--- Figure collection entries ---

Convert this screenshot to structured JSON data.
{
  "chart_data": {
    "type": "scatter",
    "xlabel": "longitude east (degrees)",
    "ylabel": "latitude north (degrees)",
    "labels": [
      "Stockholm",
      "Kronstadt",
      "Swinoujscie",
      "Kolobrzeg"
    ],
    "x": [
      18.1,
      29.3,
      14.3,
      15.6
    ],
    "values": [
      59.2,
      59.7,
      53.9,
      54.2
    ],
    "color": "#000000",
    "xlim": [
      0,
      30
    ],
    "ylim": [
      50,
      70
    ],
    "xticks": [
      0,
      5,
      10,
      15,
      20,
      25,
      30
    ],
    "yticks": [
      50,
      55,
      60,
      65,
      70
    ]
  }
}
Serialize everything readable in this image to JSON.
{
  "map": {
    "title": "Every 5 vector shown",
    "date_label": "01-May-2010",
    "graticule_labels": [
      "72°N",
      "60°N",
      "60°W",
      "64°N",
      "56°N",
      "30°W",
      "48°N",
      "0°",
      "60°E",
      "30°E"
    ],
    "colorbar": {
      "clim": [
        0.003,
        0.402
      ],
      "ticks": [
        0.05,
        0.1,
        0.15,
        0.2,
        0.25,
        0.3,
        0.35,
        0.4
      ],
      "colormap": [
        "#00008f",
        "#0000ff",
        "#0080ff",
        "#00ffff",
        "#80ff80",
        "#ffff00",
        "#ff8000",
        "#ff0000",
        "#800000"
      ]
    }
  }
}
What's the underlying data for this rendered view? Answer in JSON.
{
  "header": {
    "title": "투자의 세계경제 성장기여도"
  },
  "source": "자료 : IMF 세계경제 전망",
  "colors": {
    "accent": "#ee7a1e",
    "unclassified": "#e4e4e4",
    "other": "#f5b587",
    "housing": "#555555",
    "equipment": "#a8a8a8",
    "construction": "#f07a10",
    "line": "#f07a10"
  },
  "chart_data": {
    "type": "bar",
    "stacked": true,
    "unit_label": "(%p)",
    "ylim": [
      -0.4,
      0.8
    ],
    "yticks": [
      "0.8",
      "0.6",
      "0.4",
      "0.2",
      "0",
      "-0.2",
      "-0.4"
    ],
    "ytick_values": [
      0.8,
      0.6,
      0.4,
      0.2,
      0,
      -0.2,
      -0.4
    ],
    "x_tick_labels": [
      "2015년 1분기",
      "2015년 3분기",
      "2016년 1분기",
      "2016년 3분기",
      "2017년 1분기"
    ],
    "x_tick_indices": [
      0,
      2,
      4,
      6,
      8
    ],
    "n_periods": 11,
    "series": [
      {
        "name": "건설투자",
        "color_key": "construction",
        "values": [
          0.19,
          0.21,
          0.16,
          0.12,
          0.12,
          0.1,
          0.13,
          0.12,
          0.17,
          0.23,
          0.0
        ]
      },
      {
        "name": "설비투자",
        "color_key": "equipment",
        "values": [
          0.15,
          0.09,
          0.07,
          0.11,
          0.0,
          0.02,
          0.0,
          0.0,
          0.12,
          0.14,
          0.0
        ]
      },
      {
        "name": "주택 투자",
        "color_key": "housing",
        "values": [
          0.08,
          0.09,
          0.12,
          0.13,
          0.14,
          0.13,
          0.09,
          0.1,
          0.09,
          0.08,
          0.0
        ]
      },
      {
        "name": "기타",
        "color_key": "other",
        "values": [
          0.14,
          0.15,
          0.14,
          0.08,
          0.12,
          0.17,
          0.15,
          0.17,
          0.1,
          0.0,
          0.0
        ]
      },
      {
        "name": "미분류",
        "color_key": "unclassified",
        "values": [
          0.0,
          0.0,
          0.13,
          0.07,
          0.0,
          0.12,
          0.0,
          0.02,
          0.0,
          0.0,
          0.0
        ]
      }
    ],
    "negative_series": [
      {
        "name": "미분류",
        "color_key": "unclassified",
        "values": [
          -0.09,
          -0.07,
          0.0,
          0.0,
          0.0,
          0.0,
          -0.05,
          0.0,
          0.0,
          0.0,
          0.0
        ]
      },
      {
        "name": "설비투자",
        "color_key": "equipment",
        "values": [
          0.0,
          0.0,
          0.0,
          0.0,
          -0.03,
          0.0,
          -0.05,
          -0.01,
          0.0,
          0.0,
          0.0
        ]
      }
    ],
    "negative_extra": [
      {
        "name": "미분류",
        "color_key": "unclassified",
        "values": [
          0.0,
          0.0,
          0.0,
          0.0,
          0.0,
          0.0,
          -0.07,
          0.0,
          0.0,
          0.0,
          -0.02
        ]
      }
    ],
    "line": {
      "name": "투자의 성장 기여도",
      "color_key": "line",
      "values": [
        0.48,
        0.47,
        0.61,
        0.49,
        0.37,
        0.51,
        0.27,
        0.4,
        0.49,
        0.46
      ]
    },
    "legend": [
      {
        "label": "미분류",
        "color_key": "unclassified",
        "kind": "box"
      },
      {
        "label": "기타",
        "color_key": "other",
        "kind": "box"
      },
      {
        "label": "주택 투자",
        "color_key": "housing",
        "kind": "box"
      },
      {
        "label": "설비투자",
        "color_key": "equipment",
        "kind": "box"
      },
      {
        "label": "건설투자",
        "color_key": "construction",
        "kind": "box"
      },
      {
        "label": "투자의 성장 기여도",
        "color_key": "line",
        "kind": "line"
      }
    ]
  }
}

--- PROBLEM DESCRIPTION ---
Pull out the lines above in which the word "JSON" appears.

--- CORRECT ANSWER ---
Convert this screenshot to structured JSON data.
Serialize everything readable in this image to JSON.
What's the underlying data for this rendered view? Answer in JSON.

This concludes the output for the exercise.